--- start LISTED ENTRIES ---
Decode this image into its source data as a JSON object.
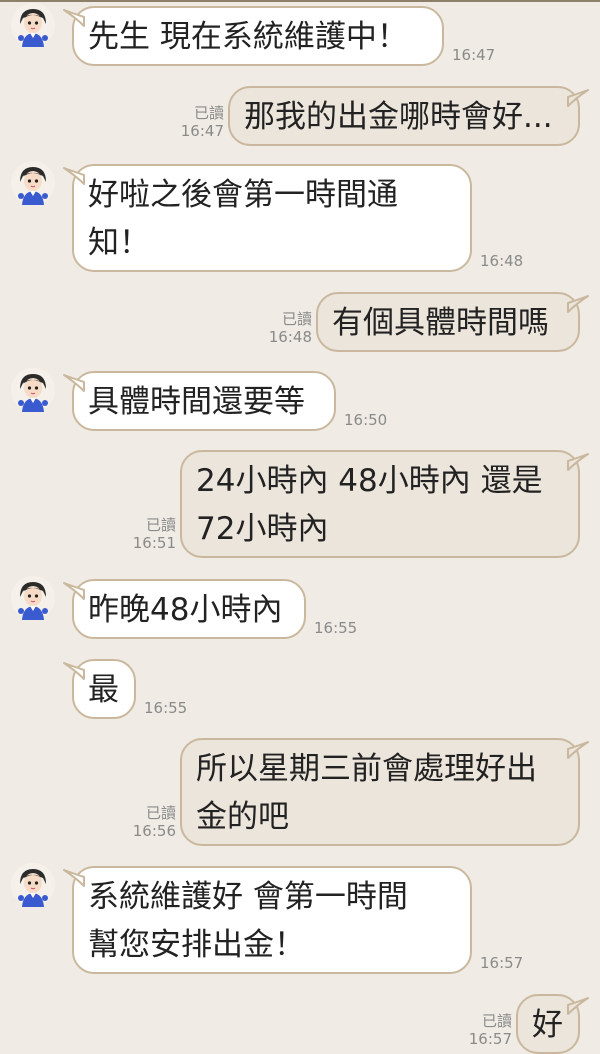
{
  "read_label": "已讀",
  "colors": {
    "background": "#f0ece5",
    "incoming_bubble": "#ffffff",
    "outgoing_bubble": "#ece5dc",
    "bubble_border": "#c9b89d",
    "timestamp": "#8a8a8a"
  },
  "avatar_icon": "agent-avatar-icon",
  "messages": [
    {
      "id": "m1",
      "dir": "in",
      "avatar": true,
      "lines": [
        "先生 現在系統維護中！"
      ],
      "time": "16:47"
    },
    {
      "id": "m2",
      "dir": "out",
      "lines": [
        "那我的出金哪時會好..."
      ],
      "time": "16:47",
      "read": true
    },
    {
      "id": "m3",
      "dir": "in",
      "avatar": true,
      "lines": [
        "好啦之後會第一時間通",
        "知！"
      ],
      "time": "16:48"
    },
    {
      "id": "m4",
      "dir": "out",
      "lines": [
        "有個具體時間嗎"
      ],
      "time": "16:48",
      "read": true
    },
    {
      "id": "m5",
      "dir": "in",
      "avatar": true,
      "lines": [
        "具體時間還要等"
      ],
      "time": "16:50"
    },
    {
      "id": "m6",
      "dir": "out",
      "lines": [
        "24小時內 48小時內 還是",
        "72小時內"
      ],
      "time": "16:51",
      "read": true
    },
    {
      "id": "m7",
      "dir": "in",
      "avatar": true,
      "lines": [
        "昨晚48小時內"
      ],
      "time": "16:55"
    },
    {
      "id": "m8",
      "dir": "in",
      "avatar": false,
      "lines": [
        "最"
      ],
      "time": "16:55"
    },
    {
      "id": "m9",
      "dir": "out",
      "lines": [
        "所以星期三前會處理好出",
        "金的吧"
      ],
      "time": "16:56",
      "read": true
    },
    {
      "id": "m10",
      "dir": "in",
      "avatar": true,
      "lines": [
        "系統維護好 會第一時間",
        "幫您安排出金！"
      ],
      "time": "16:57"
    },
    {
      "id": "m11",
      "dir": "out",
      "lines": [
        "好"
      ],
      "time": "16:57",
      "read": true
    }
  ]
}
--- end LISTED ENTRIES ---
### [WHAT YOU ARE ASKED TO DO]
Reproduce the material word for word. Any pictures should be left out of the copy.

### [WRITTEN SOLUTION]
Decode this image into its source data as a JSON object.
{
  "read_label": "已讀",
  "colors": {
    "background": "#f0ece5",
    "incoming_bubble": "#ffffff",
    "outgoing_bubble": "#ece5dc",
    "bubble_border": "#c9b89d",
    "timestamp": "#8a8a8a"
  },
  "avatar_icon": "agent-avatar-icon",
  "messages": [
    {
      "id": "m1",
      "dir": "in",
      "avatar": true,
      "lines": [
        "先生 現在系統維護中！"
      ],
      "time": "16:47"
    },
    {
      "id": "m2",
      "dir": "out",
      "lines": [
        "那我的出金哪時會好..."
      ],
      "time": "16:47",
      "read": true
    },
    {
      "id": "m3",
      "dir": "in",
      "avatar": true,
      "lines": [
        "好啦之後會第一時間通",
        "知！"
      ],
      "time": "16:48"
    },
    {
      "id": "m4",
      "dir": "out",
      "lines": [
        "有個具體時間嗎"
      ],
      "time": "16:48",
      "read": true
    },
    {
      "id": "m5",
      "dir": "in",
      "avatar": true,
      "lines": [
        "具體時間還要等"
      ],
      "time": "16:50"
    },
    {
      "id": "m6",
      "dir": "out",
      "lines": [
        "24小時內 48小時內 還是",
        "72小時內"
      ],
      "time": "16:51",
      "read": true
    },
    {
      "id": "m7",
      "dir": "in",
      "avatar": true,
      "lines": [
        "昨晚48小時內"
      ],
      "time": "16:55"
    },
    {
      "id": "m8",
      "dir": "in",
      "avatar": false,
      "lines": [
        "最"
      ],
      "time": "16:55"
    },
    {
      "id": "m9",
      "dir": "out",
      "lines": [
        "所以星期三前會處理好出",
        "金的吧"
      ],
      "time": "16:56",
      "read": true
    },
    {
      "id": "m10",
      "dir": "in",
      "avatar": true,
      "lines": [
        "系統維護好 會第一時間",
        "幫您安排出金！"
      ],
      "time": "16:57"
    },
    {
      "id": "m11",
      "dir": "out",
      "lines": [
        "好"
      ],
      "time": "16:57",
      "read": true
    }
  ]
}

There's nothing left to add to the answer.